[Transcription dataset entries]
BEGIN
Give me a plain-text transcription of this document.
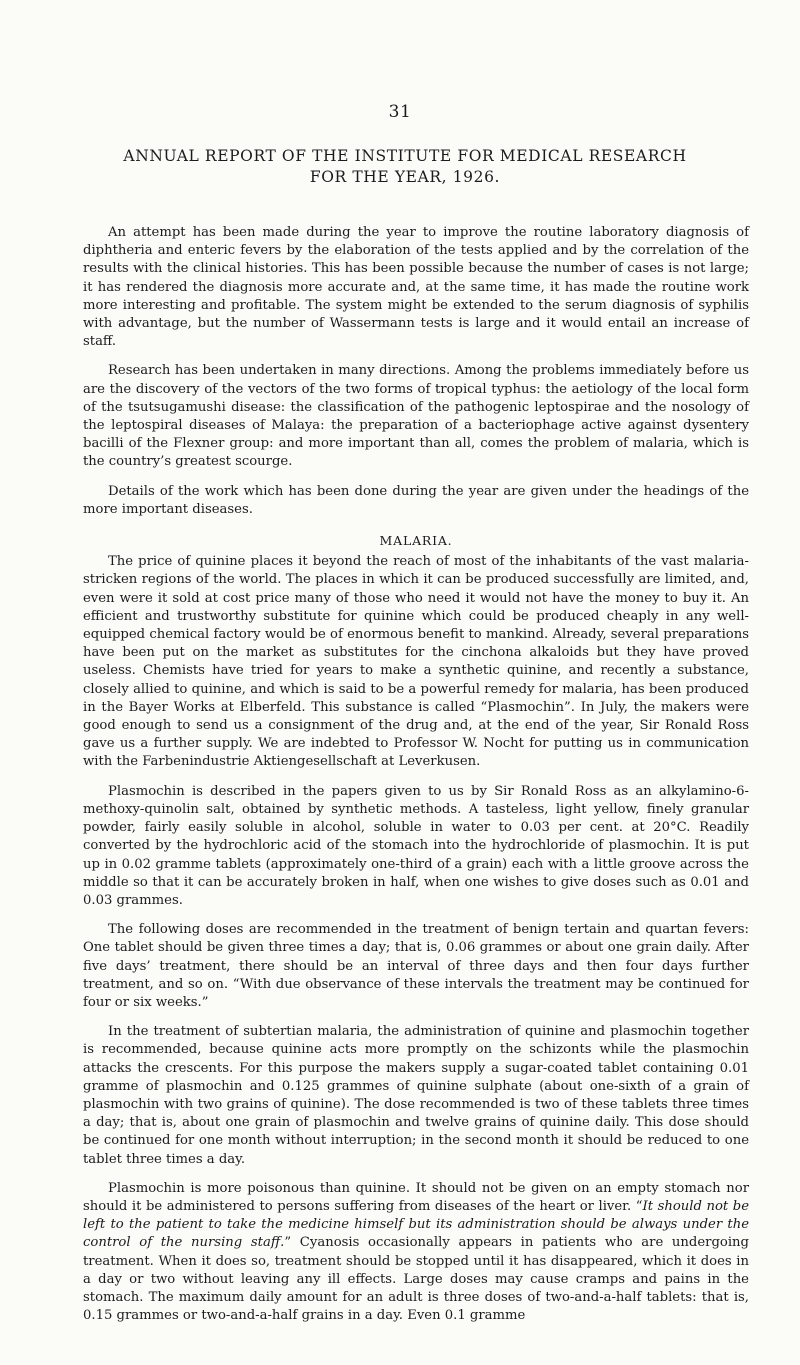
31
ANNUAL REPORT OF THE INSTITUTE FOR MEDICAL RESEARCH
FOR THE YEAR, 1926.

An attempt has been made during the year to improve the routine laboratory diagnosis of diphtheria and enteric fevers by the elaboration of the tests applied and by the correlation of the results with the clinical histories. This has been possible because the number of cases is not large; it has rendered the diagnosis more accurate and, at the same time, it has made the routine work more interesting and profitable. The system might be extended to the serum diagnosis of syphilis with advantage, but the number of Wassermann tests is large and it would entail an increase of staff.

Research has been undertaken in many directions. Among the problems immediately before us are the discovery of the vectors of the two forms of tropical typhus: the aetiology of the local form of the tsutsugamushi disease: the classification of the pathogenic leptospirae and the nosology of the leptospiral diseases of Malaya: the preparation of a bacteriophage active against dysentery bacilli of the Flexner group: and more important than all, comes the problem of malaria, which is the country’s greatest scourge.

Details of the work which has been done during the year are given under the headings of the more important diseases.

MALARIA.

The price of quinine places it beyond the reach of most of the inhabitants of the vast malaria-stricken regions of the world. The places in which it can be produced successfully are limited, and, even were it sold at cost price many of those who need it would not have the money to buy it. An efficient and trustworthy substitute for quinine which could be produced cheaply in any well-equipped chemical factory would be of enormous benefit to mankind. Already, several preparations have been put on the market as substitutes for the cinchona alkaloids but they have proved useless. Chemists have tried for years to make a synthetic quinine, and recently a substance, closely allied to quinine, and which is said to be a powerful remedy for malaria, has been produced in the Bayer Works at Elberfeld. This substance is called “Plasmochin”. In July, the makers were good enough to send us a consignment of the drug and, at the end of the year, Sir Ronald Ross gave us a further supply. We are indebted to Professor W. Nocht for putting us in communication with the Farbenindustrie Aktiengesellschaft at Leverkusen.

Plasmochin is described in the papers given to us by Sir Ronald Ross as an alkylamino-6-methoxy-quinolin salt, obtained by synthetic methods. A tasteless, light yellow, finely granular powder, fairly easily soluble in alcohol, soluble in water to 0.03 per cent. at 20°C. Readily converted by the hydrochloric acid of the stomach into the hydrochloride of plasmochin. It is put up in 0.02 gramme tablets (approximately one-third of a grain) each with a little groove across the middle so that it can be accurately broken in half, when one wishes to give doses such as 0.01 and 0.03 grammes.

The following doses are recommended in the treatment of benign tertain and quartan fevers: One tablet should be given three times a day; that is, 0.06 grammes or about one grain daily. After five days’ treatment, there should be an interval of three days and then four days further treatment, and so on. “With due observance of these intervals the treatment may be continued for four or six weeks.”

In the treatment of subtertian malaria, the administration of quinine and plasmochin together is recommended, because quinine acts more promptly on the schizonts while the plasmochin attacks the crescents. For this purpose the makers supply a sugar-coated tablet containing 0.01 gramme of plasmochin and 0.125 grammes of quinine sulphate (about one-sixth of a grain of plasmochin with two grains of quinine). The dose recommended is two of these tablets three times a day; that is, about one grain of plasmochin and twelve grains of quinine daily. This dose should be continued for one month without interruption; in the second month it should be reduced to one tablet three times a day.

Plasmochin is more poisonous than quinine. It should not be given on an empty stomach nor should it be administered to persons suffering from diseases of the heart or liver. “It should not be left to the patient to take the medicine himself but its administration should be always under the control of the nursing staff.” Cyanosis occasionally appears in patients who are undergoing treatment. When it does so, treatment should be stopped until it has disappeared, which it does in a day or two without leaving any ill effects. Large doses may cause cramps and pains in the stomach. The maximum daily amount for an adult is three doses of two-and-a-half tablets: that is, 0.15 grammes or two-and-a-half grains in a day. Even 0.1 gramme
END
**Work to be completed**
Could you reproduce every entry exactly, leaving out the pictures?

**Answer to the problem**
Give me a plain-text transcription of this document.
31
ANNUAL REPORT OF THE INSTITUTE FOR MEDICAL RESEARCH
FOR THE YEAR, 1926.

An attempt has been made during the year to improve the routine laboratory diagnosis of diphtheria and enteric fevers by the elaboration of the tests applied and by the correlation of the results with the clinical histories. This has been possible because the number of cases is not large; it has rendered the diagnosis more accurate and, at the same time, it has made the routine work more interesting and profitable. The system might be extended to the serum diagnosis of syphilis with advantage, but the number of Wassermann tests is large and it would entail an increase of staff.

Research has been undertaken in many directions. Among the problems immediately before us are the discovery of the vectors of the two forms of tropical typhus: the aetiology of the local form of the tsutsugamushi disease: the classification of the pathogenic leptospirae and the nosology of the leptospiral diseases of Malaya: the preparation of a bacteriophage active against dysentery bacilli of the Flexner group: and more important than all, comes the problem of malaria, which is the country’s greatest scourge.

Details of the work which has been done during the year are given under the headings of the more important diseases.

MALARIA.

The price of quinine places it beyond the reach of most of the inhabitants of the vast malaria-stricken regions of the world. The places in which it can be produced successfully are limited, and, even were it sold at cost price many of those who need it would not have the money to buy it. An efficient and trustworthy substitute for quinine which could be produced cheaply in any well-equipped chemical factory would be of enormous benefit to mankind. Already, several preparations have been put on the market as substitutes for the cinchona alkaloids but they have proved useless. Chemists have tried for years to make a synthetic quinine, and recently a substance, closely allied to quinine, and which is said to be a powerful remedy for malaria, has been produced in the Bayer Works at Elberfeld. This substance is called “Plasmochin”. In July, the makers were good enough to send us a consignment of the drug and, at the end of the year, Sir Ronald Ross gave us a further supply. We are indebted to Professor W. Nocht for putting us in communication with the Farbenindustrie Aktiengesellschaft at Leverkusen.

Plasmochin is described in the papers given to us by Sir Ronald Ross as an alkylamino-6-methoxy-quinolin salt, obtained by synthetic methods. A tasteless, light yellow, finely granular powder, fairly easily soluble in alcohol, soluble in water to 0.03 per cent. at 20°C. Readily converted by the hydrochloric acid of the stomach into the hydrochloride of plasmochin. It is put up in 0.02 gramme tablets (approximately one-third of a grain) each with a little groove across the middle so that it can be accurately broken in half, when one wishes to give doses such as 0.01 and 0.03 grammes.

The following doses are recommended in the treatment of benign tertain and quartan fevers: One tablet should be given three times a day; that is, 0.06 grammes or about one grain daily. After five days’ treatment, there should be an interval of three days and then four days further treatment, and so on. “With due observance of these intervals the treatment may be continued for four or six weeks.”

In the treatment of subtertian malaria, the administration of quinine and plasmochin together is recommended, because quinine acts more promptly on the schizonts while the plasmochin attacks the crescents. For this purpose the makers supply a sugar-coated tablet containing 0.01 gramme of plasmochin and 0.125 grammes of quinine sulphate (about one-sixth of a grain of plasmochin with two grains of quinine). The dose recommended is two of these tablets three times a day; that is, about one grain of plasmochin and twelve grains of quinine daily. This dose should be continued for one month without interruption; in the second month it should be reduced to one tablet three times a day.

Plasmochin is more poisonous than quinine. It should not be given on an empty stomach nor should it be administered to persons suffering from diseases of the heart or liver. “It should not be left to the patient to take the medicine himself but its administration should be always under the control of the nursing staff.” Cyanosis occasionally appears in patients who are undergoing treatment. When it does so, treatment should be stopped until it has disappeared, which it does in a day or two without leaving any ill effects. Large doses may cause cramps and pains in the stomach. The maximum daily amount for an adult is three doses of two-and-a-half tablets: that is, 0.15 grammes or two-and-a-half grains in a day. Even 0.1 gramme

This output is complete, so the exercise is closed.